== Exercise ==
Lines that contain the string "Swell" are to be copied; leave out all others.

(Items from a dataset)

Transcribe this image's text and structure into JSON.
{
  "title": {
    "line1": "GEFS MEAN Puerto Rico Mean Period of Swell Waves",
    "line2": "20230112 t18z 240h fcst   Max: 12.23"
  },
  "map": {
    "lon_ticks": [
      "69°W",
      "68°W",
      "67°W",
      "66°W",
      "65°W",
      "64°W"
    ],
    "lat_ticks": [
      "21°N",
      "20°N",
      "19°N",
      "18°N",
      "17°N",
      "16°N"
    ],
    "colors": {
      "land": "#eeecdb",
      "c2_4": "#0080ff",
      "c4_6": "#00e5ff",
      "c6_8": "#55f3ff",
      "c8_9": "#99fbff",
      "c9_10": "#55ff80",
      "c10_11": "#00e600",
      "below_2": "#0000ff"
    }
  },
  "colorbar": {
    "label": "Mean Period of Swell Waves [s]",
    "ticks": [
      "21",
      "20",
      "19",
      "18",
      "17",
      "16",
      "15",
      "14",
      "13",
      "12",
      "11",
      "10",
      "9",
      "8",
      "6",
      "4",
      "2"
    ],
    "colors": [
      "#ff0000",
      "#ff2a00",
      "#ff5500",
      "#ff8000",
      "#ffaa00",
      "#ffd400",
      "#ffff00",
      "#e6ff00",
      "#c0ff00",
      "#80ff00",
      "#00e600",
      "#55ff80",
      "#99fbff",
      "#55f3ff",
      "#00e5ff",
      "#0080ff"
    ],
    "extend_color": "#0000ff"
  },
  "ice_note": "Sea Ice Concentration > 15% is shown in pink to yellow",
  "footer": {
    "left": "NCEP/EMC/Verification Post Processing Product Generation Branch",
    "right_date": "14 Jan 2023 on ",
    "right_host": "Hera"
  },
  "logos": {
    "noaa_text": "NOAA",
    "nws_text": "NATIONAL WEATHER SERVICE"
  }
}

== Solution to the exercise ==
    "line1": "GEFS MEAN Puerto Rico Mean Period of Swell Waves",
    "label": "Mean Period of Swell Waves [s]",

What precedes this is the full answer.